[To do]: Please return the full listing below without altering anything.

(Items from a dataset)
────────
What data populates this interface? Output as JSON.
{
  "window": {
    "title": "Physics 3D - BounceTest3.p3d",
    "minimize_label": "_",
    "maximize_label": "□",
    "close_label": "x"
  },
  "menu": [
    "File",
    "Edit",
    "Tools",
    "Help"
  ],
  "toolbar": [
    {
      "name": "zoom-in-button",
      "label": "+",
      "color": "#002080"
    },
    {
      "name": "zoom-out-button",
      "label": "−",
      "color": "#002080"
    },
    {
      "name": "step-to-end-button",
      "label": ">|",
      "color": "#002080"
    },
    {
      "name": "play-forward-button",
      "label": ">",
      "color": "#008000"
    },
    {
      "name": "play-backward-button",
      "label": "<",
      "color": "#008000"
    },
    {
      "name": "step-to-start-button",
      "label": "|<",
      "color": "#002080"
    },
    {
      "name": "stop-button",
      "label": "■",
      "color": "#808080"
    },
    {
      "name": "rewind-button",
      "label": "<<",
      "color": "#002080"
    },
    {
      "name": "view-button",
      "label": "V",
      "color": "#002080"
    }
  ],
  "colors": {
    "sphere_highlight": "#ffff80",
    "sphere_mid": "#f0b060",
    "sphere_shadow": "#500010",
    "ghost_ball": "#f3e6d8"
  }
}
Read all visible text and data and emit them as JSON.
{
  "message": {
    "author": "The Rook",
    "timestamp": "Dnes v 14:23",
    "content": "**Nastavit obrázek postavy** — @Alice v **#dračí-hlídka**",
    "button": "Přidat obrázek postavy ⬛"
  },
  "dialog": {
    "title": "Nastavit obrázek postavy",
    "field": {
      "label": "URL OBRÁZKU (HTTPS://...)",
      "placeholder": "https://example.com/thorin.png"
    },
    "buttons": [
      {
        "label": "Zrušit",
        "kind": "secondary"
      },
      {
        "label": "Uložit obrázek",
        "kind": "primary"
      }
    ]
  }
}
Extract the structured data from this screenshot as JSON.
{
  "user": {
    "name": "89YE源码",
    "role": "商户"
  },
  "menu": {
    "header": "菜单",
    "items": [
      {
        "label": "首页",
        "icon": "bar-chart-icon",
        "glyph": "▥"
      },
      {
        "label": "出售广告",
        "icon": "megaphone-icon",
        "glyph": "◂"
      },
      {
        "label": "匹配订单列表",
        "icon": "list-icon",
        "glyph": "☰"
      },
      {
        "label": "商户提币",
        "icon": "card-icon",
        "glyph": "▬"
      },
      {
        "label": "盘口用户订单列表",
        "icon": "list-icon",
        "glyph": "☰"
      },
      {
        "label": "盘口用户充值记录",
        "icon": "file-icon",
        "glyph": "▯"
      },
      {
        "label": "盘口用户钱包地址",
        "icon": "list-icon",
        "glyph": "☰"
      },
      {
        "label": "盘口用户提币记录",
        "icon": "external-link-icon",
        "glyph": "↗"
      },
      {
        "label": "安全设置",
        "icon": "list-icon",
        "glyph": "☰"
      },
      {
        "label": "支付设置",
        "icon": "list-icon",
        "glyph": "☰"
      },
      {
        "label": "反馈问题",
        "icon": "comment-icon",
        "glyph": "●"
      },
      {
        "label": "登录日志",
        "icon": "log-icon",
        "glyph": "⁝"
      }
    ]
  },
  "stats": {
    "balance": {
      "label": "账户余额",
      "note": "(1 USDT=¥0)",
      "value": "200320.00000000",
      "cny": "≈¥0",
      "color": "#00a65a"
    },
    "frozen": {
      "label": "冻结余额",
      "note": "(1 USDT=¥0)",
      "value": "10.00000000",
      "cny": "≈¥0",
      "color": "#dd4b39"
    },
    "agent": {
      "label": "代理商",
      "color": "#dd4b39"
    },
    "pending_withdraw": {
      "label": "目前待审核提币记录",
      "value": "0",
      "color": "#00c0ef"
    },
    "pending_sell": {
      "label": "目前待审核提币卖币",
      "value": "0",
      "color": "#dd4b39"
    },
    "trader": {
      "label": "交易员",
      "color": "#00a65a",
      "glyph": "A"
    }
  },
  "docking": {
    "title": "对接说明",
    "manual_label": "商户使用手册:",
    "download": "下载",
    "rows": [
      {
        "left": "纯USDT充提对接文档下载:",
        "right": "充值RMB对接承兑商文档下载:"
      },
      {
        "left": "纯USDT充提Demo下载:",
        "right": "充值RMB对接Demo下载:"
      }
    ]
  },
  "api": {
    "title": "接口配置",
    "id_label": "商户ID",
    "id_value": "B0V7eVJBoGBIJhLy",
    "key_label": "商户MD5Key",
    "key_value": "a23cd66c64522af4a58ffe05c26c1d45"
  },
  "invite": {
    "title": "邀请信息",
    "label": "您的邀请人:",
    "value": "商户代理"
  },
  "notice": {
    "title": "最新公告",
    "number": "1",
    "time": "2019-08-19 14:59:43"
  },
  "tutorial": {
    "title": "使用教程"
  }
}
────────
[Response]:
What data populates this interface? Output as JSON.
{
  "window": {
    "title": "Physics 3D - BounceTest3.p3d",
    "minimize_label": "_",
    "maximize_label": "□",
    "close_label": "x"
  },
  "menu": [
    "File",
    "Edit",
    "Tools",
    "Help"
  ],
  "toolbar": [
    {
      "name": "zoom-in-button",
      "label": "+",
      "color": "#002080"
    },
    {
      "name": "zoom-out-button",
      "label": "−",
      "color": "#002080"
    },
    {
      "name": "step-to-end-button",
      "label": ">|",
      "color": "#002080"
    },
    {
      "name": "play-forward-button",
      "label": ">",
      "color": "#008000"
    },
    {
      "name": "play-backward-button",
      "label": "<",
      "color": "#008000"
    },
    {
      "name": "step-to-start-button",
      "label": "|<",
      "color": "#002080"
    },
    {
      "name": "stop-button",
      "label": "■",
      "color": "#808080"
    },
    {
      "name": "rewind-button",
      "label": "<<",
      "color": "#002080"
    },
    {
      "name": "view-button",
      "label": "V",
      "color": "#002080"
    }
  ],
  "colors": {
    "sphere_highlight": "#ffff80",
    "sphere_mid": "#f0b060",
    "sphere_shadow": "#500010",
    "ghost_ball": "#f3e6d8"
  }
}
Read all visible text and data and emit them as JSON.
{
  "message": {
    "author": "The Rook",
    "timestamp": "Dnes v 14:23",
    "content": "**Nastavit obrázek postavy** — @Alice v **#dračí-hlídka**",
    "button": "Přidat obrázek postavy ⬛"
  },
  "dialog": {
    "title": "Nastavit obrázek postavy",
    "field": {
      "label": "URL OBRÁZKU (HTTPS://...)",
      "placeholder": "https://example.com/thorin.png"
    },
    "buttons": [
      {
        "label": "Zrušit",
        "kind": "secondary"
      },
      {
        "label": "Uložit obrázek",
        "kind": "primary"
      }
    ]
  }
}
Extract the structured data from this screenshot as JSON.
{
  "user": {
    "name": "89YE源码",
    "role": "商户"
  },
  "menu": {
    "header": "菜单",
    "items": [
      {
        "label": "首页",
        "icon": "bar-chart-icon",
        "glyph": "▥"
      },
      {
        "label": "出售广告",
        "icon": "megaphone-icon",
        "glyph": "◂"
      },
      {
        "label": "匹配订单列表",
        "icon": "list-icon",
        "glyph": "☰"
      },
      {
        "label": "商户提币",
        "icon": "card-icon",
        "glyph": "▬"
      },
      {
        "label": "盘口用户订单列表",
        "icon": "list-icon",
        "glyph": "☰"
      },
      {
        "label": "盘口用户充值记录",
        "icon": "file-icon",
        "glyph": "▯"
      },
      {
        "label": "盘口用户钱包地址",
        "icon": "list-icon",
        "glyph": "☰"
      },
      {
        "label": "盘口用户提币记录",
        "icon": "external-link-icon",
        "glyph": "↗"
      },
      {
        "label": "安全设置",
        "icon": "list-icon",
        "glyph": "☰"
      },
      {
        "label": "支付设置",
        "icon": "list-icon",
        "glyph": "☰"
      },
      {
        "label": "反馈问题",
        "icon": "comment-icon",
        "glyph": "●"
      },
      {
        "label": "登录日志",
        "icon": "log-icon",
        "glyph": "⁝"
      }
    ]
  },
  "stats": {
    "balance": {
      "label": "账户余额",
      "note": "(1 USDT=¥0)",
      "value": "200320.00000000",
      "cny": "≈¥0",
      "color": "#00a65a"
    },
    "frozen": {
      "label": "冻结余额",
      "note": "(1 USDT=¥0)",
      "value": "10.00000000",
      "cny": "≈¥0",
      "color": "#dd4b39"
    },
    "agent": {
      "label": "代理商",
      "color": "#dd4b39"
    },
    "pending_withdraw": {
      "label": "目前待审核提币记录",
      "value": "0",
      "color": "#00c0ef"
    },
    "pending_sell": {
      "label": "目前待审核提币卖币",
      "value": "0",
      "color": "#dd4b39"
    },
    "trader": {
      "label": "交易员",
      "color": "#00a65a",
      "glyph": "A"
    }
  },
  "docking": {
    "title": "对接说明",
    "manual_label": "商户使用手册:",
    "download": "下载",
    "rows": [
      {
        "left": "纯USDT充提对接文档下载:",
        "right": "充值RMB对接承兑商文档下载:"
      },
      {
        "left": "纯USDT充提Demo下载:",
        "right": "充值RMB对接Demo下载:"
      }
    ]
  },
  "api": {
    "title": "接口配置",
    "id_label": "商户ID",
    "id_value": "B0V7eVJBoGBIJhLy",
    "key_label": "商户MD5Key",
    "key_value": "a23cd66c64522af4a58ffe05c26c1d45"
  },
  "invite": {
    "title": "邀请信息",
    "label": "您的邀请人:",
    "value": "商户代理"
  },
  "notice": {
    "title": "最新公告",
    "number": "1",
    "time": "2019-08-19 14:59:43"
  },
  "tutorial": {
    "title": "使用教程"
  }
}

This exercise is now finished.